■ Items from a data source
▼▼▼

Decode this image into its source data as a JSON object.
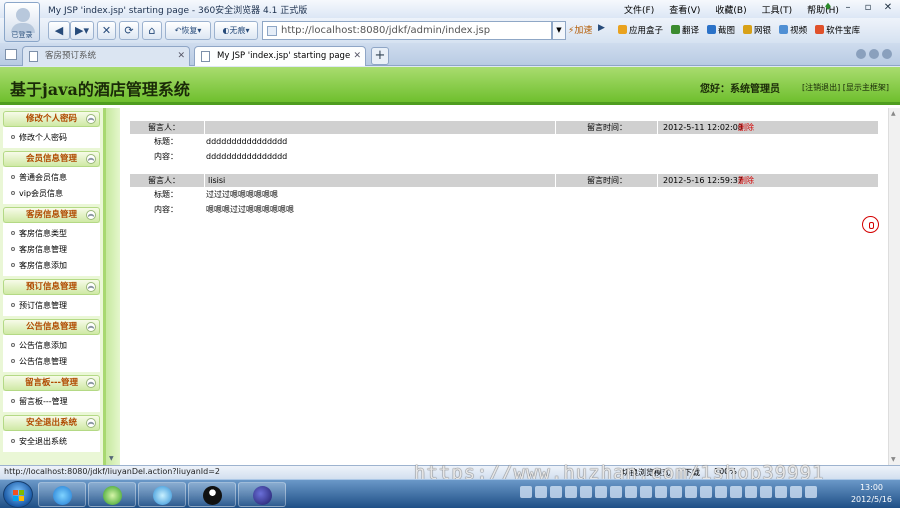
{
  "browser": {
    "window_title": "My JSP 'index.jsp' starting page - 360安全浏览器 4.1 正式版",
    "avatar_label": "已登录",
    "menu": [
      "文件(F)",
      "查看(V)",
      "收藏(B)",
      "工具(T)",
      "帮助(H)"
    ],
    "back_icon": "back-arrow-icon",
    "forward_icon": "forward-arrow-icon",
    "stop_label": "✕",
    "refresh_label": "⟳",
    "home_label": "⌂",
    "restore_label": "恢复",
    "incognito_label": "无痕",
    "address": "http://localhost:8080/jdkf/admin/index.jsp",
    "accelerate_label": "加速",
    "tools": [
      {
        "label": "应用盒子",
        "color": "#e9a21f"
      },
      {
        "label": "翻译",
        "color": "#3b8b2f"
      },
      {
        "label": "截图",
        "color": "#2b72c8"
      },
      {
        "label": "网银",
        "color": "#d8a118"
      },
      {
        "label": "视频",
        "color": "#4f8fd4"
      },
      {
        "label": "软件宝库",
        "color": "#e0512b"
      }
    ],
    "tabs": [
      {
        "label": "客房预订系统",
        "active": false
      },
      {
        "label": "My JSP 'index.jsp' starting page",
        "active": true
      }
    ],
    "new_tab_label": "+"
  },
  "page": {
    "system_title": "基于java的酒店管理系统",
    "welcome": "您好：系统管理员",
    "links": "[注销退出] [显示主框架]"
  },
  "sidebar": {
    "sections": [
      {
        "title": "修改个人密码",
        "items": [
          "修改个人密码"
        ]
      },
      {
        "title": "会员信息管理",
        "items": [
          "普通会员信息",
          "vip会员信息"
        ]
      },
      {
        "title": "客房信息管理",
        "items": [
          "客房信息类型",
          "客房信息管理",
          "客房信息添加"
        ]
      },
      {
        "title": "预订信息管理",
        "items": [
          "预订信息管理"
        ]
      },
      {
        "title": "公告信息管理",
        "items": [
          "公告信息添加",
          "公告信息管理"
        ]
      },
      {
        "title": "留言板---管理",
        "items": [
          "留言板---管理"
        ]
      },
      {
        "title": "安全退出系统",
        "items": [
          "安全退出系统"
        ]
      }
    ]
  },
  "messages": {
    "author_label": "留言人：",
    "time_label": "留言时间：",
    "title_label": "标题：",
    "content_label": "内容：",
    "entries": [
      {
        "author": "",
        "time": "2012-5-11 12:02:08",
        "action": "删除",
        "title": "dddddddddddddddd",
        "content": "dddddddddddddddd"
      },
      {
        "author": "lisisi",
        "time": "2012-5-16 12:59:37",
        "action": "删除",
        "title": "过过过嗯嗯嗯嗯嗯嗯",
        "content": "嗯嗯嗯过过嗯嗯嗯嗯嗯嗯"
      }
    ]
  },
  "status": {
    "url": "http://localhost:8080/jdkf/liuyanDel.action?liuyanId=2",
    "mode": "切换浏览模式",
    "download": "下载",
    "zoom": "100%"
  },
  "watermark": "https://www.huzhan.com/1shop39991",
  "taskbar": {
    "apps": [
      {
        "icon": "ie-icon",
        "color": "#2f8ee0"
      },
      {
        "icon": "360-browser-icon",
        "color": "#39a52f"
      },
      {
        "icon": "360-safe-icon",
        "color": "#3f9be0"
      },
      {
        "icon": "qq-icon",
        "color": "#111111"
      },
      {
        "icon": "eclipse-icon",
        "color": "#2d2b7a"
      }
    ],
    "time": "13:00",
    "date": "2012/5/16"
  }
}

▲▲▲
▼▼▼

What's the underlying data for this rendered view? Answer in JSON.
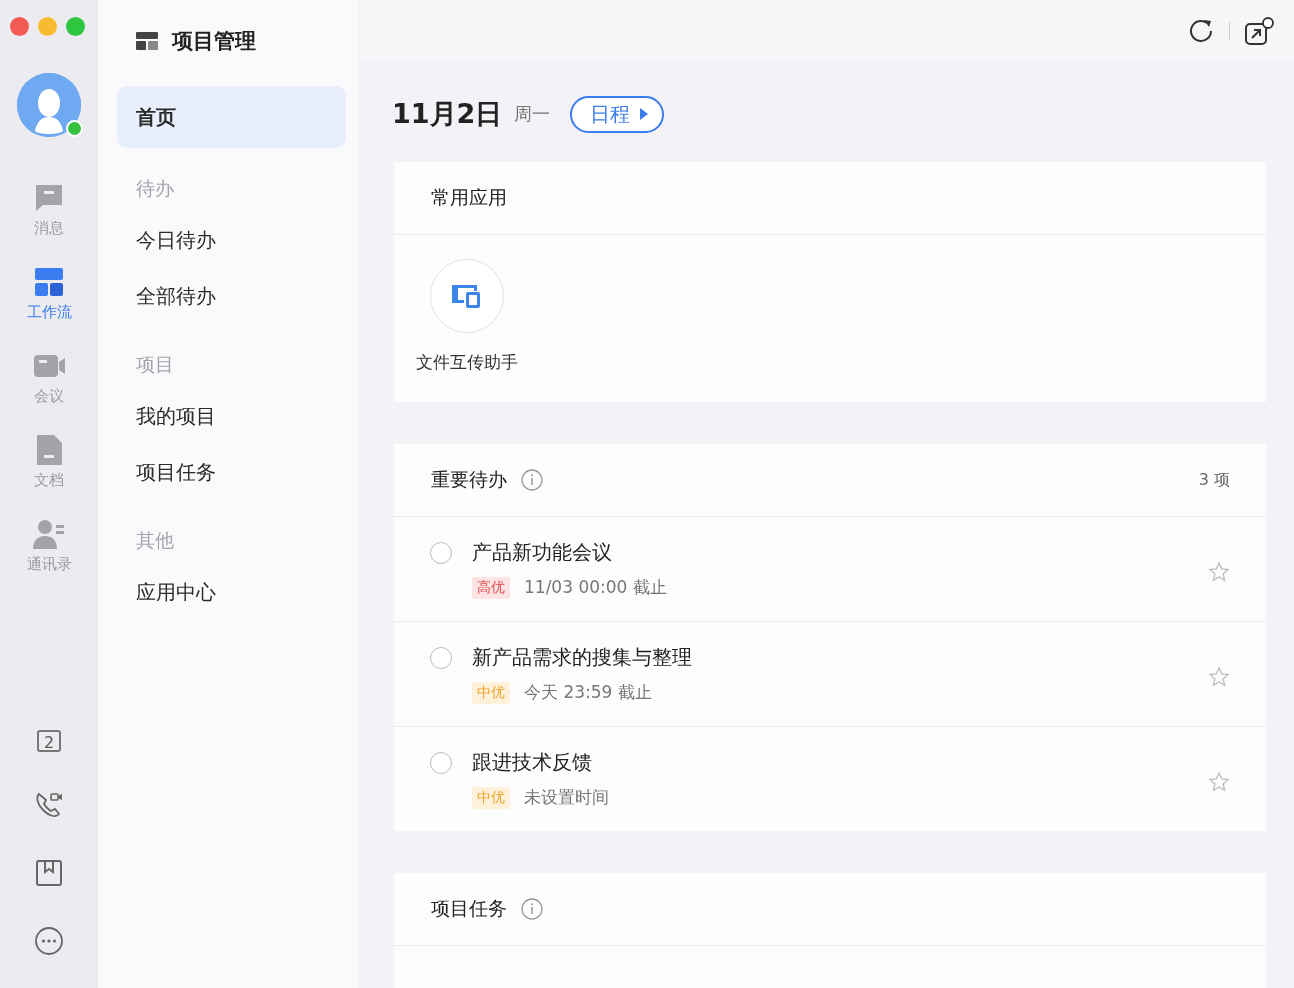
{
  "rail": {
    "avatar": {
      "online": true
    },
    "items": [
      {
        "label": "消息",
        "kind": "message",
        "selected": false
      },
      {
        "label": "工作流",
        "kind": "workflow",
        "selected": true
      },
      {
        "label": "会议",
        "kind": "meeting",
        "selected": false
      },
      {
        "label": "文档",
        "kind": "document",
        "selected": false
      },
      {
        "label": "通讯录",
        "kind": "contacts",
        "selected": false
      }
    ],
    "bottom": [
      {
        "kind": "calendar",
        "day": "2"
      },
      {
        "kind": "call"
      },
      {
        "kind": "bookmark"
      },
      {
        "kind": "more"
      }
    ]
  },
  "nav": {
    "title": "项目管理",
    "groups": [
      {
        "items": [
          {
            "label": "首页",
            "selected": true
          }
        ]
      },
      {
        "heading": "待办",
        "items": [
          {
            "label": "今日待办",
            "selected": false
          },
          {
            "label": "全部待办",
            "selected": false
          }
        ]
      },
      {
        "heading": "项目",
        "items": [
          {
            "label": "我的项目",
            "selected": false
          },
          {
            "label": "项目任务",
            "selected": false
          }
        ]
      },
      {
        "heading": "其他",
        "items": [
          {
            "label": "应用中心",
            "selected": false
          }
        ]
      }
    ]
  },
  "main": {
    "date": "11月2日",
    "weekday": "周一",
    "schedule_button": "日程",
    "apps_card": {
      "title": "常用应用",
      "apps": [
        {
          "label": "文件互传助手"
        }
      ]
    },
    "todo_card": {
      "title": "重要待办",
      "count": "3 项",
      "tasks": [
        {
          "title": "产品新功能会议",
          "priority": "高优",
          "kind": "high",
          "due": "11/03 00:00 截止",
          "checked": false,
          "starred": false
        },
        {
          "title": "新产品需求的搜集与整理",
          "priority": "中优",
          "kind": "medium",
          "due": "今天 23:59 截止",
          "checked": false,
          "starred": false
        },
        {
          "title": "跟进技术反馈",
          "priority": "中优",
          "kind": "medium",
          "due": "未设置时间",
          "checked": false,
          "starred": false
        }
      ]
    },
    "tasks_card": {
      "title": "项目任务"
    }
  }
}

▲▲▲

Locate all lines in the listing above with the word "icon" and copy them.

■ TASK OUTPUT
    "back_icon": "back-arrow-icon",
    "forward_icon": "forward-arrow-icon",
        "icon": "ie-icon",
        "icon": "360-browser-icon",
        "icon": "360-safe-icon",
        "icon": "qq-icon",
        "icon": "eclipse-icon",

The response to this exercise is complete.